=== Given request ===
Find every line in the material below that contains the string "spin", and copy each of those lines.

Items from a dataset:
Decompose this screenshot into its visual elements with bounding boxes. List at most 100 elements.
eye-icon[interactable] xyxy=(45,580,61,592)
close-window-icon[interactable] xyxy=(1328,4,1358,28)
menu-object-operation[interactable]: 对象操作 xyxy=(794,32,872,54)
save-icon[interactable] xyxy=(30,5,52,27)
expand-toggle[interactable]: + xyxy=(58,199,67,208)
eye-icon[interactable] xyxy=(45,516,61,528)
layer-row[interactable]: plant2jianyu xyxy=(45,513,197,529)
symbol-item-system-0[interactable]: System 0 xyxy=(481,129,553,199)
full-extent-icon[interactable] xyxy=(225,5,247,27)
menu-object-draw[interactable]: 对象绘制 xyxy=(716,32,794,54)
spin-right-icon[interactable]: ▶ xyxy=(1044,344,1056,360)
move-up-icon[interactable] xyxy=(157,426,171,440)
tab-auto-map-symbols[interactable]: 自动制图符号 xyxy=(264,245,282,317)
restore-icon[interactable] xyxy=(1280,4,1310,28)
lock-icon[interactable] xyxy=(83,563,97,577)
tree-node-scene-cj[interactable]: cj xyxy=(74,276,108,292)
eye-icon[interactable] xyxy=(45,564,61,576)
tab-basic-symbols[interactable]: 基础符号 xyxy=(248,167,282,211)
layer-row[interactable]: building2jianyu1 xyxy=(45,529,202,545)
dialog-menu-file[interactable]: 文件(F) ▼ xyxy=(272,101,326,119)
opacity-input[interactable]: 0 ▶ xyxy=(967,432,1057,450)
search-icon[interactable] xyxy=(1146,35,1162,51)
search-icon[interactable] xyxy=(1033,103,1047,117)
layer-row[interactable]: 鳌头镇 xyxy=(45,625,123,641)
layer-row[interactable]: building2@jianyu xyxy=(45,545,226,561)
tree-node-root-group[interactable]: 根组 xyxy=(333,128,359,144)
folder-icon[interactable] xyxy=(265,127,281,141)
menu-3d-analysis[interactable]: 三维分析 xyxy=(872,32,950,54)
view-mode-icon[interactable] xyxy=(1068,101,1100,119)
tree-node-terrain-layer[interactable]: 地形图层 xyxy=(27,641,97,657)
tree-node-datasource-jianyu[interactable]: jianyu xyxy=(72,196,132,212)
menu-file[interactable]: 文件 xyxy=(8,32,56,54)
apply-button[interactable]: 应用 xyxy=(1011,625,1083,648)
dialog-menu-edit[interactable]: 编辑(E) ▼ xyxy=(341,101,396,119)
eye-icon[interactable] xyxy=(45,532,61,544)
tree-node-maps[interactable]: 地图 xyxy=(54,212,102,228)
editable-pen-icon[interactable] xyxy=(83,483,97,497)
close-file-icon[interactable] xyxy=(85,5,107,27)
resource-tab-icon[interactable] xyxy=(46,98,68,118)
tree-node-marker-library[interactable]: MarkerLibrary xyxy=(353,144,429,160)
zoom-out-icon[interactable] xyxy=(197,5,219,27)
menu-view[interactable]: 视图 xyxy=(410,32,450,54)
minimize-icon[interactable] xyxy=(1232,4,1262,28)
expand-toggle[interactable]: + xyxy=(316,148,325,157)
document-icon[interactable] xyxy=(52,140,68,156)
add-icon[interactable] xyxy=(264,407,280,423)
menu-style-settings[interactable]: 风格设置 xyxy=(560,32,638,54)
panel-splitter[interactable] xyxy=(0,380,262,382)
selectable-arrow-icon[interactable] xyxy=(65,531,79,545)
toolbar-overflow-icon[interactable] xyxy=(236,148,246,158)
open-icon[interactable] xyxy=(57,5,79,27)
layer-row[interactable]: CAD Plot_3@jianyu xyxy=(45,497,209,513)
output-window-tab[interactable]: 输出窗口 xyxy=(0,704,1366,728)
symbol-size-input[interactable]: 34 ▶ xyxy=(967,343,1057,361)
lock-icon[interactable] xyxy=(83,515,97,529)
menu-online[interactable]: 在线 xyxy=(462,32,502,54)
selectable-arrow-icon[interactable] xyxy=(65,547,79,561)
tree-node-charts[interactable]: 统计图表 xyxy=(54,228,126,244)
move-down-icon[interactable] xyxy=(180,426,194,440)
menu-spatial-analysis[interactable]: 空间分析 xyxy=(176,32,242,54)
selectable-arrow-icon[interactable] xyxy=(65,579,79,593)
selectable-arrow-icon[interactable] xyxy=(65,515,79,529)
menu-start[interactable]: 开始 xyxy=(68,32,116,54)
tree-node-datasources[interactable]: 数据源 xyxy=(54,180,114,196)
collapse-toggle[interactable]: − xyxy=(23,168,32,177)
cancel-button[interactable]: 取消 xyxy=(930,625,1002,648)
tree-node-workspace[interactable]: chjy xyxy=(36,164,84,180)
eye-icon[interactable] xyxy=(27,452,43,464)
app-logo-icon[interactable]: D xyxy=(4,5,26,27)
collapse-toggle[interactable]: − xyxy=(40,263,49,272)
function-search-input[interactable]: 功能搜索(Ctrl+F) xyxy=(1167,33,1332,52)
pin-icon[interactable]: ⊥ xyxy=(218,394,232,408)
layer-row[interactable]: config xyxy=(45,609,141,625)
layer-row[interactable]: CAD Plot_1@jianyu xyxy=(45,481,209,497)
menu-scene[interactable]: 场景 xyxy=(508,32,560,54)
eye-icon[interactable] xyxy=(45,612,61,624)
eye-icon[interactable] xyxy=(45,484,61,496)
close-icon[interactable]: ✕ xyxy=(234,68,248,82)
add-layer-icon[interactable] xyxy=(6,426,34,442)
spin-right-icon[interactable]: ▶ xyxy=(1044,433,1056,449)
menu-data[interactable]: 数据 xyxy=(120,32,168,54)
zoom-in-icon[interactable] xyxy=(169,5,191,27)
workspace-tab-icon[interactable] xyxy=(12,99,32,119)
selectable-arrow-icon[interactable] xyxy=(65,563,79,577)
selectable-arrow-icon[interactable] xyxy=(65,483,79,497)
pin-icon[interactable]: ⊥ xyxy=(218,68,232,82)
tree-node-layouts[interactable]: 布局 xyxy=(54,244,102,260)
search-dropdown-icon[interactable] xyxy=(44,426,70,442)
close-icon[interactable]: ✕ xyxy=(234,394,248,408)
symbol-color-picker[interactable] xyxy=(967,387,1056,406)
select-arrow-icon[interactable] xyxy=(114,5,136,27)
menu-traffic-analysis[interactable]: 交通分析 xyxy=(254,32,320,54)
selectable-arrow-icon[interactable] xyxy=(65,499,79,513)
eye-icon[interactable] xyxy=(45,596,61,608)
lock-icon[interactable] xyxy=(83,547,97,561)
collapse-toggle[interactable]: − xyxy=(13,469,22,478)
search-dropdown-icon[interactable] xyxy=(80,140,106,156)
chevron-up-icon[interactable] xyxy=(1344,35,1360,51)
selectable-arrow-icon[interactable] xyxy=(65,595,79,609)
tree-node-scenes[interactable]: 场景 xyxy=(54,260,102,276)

=== Correct answer ===
spin-right-icon[interactable]: ▶ xyxy=(1044,344,1056,360)
spin-right-icon[interactable]: ▶ xyxy=(1044,433,1056,449)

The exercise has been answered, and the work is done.